■ Job:
Repeat the full listing below verbatim and keep the images out.

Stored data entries

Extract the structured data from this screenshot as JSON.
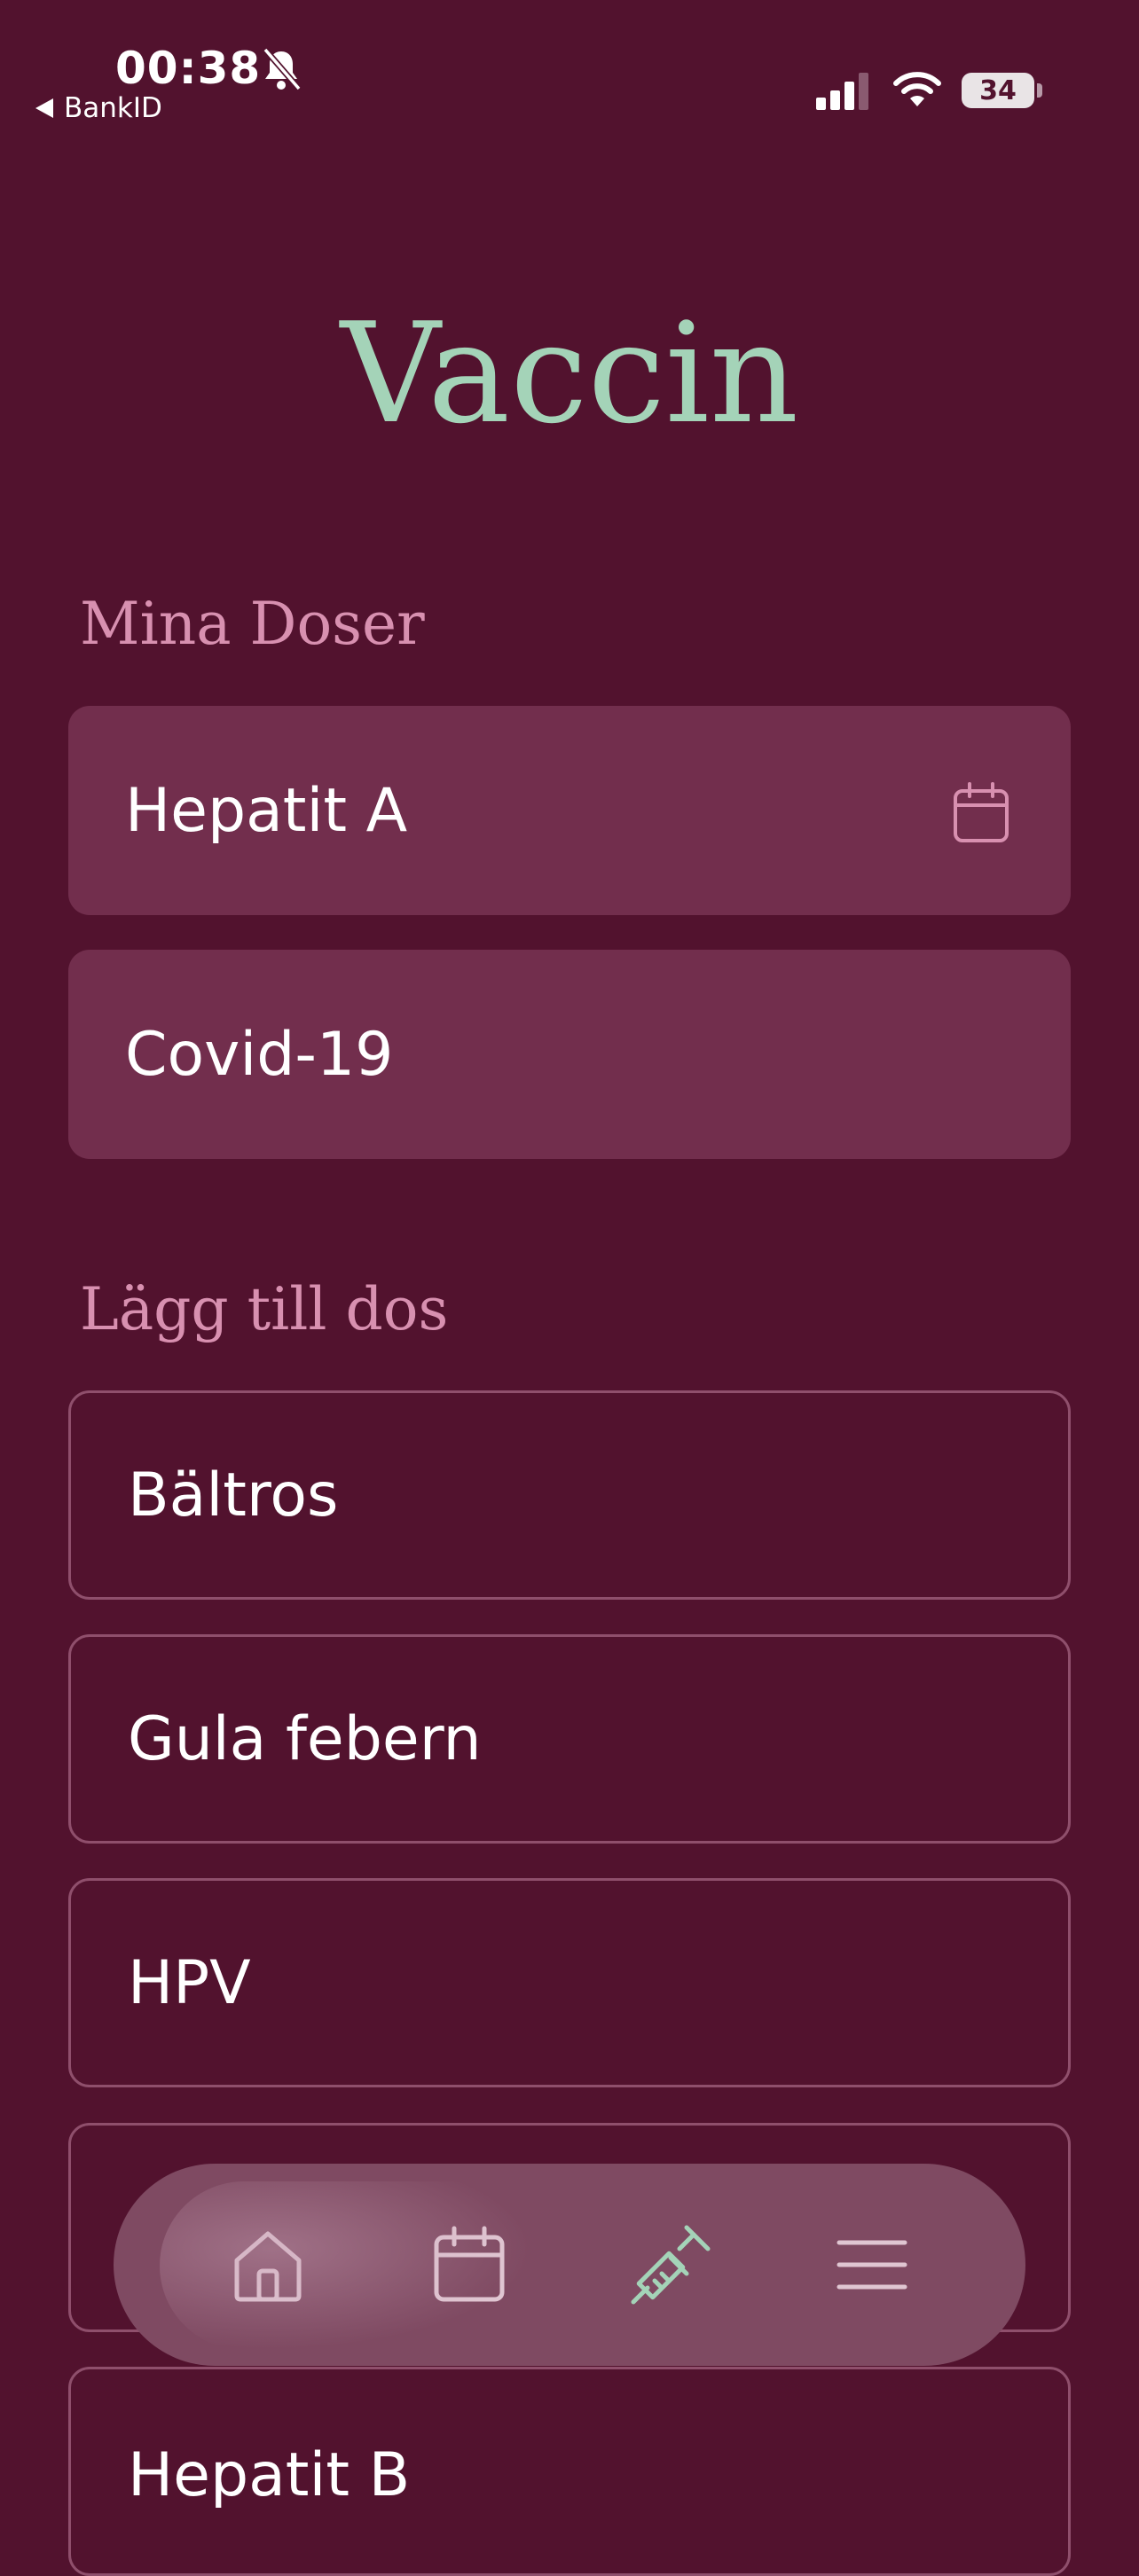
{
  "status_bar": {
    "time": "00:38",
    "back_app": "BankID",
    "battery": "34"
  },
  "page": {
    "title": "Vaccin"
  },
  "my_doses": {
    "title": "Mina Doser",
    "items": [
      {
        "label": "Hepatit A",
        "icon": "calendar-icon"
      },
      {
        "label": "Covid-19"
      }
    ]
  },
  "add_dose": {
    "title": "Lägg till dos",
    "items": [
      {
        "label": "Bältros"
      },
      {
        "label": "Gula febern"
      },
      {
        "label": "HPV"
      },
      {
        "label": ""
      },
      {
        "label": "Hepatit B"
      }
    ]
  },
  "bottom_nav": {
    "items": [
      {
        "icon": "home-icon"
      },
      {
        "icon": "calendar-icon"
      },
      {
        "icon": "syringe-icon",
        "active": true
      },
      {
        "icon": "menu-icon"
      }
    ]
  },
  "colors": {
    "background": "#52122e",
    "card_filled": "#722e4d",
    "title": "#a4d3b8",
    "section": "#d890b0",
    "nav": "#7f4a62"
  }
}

■ Written solution:
Extract the structured data from this screenshot as JSON.
{
  "status_bar": {
    "time": "00:38",
    "back_app": "BankID",
    "battery": "34"
  },
  "page": {
    "title": "Vaccin"
  },
  "my_doses": {
    "title": "Mina Doser",
    "items": [
      {
        "label": "Hepatit A",
        "icon": "calendar-icon"
      },
      {
        "label": "Covid-19"
      }
    ]
  },
  "add_dose": {
    "title": "Lägg till dos",
    "items": [
      {
        "label": "Bältros"
      },
      {
        "label": "Gula febern"
      },
      {
        "label": "HPV"
      },
      {
        "label": ""
      },
      {
        "label": "Hepatit B"
      }
    ]
  },
  "bottom_nav": {
    "items": [
      {
        "icon": "home-icon"
      },
      {
        "icon": "calendar-icon"
      },
      {
        "icon": "syringe-icon",
        "active": true
      },
      {
        "icon": "menu-icon"
      }
    ]
  },
  "colors": {
    "background": "#52122e",
    "card_filled": "#722e4d",
    "title": "#a4d3b8",
    "section": "#d890b0",
    "nav": "#7f4a62"
  }
}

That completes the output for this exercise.